Given instruction:
Work out the number of lines with the word "köteles" in the material below, then reply with that number only.

[Dataset items]
========================================

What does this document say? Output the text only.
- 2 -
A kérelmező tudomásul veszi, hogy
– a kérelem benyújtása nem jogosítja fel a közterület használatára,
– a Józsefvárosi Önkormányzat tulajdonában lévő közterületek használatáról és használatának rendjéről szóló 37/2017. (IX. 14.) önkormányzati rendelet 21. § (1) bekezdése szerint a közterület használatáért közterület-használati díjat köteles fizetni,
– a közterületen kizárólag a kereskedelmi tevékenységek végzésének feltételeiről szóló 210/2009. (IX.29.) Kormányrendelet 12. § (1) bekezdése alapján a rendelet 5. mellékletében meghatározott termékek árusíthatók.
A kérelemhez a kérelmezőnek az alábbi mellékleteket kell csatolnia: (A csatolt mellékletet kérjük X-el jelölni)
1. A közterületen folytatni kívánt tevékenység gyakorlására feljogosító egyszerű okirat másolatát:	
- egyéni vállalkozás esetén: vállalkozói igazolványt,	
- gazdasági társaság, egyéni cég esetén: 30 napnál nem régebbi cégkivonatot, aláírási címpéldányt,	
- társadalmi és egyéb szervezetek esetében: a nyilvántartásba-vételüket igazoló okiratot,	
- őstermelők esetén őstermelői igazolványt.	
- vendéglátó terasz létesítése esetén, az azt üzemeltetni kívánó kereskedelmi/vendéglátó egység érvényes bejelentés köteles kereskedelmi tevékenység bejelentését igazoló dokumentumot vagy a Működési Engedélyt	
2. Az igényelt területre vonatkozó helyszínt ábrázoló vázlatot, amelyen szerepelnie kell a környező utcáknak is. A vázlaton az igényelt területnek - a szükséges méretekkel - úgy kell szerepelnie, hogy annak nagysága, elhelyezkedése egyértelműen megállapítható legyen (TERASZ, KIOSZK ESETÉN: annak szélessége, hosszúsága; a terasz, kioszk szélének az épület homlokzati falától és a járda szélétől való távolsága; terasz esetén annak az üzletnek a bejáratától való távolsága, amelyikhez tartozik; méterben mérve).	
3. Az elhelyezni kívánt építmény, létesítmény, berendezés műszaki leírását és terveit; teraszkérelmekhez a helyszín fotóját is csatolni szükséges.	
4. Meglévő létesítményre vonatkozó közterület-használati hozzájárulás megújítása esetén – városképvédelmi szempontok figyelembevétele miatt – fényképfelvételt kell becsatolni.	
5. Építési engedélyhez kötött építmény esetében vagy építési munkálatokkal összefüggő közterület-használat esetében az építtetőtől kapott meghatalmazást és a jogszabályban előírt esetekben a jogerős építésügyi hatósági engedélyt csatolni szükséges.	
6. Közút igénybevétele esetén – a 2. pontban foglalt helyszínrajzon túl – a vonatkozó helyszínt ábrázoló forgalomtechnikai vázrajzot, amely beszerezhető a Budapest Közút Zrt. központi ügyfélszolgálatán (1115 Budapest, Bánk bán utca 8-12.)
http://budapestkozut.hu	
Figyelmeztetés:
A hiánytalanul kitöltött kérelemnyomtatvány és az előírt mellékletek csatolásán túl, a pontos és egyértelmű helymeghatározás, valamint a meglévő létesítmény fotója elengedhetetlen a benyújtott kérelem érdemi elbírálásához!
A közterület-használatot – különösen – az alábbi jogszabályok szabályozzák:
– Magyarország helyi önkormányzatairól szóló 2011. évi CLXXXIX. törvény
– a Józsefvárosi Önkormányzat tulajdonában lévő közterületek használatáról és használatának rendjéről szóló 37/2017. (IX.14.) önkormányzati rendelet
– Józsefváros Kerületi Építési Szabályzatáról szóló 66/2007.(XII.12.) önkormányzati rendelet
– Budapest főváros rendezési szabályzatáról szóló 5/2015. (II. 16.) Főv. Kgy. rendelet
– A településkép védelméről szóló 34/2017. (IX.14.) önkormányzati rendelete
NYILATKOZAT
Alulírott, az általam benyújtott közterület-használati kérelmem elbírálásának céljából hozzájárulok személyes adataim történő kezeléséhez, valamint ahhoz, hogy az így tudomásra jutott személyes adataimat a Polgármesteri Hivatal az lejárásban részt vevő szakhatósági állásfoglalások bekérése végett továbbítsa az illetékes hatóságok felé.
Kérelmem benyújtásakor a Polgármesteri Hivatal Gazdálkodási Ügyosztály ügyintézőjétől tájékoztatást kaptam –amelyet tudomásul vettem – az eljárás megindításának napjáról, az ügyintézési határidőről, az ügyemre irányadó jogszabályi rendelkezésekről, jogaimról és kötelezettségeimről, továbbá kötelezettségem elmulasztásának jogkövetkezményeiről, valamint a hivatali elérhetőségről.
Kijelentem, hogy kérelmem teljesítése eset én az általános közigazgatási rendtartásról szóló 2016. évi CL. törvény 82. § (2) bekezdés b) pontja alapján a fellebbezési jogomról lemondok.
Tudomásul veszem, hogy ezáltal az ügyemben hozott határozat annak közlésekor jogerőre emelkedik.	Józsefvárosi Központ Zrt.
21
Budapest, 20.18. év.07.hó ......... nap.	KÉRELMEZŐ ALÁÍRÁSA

========================================

Solution to the exercise:
2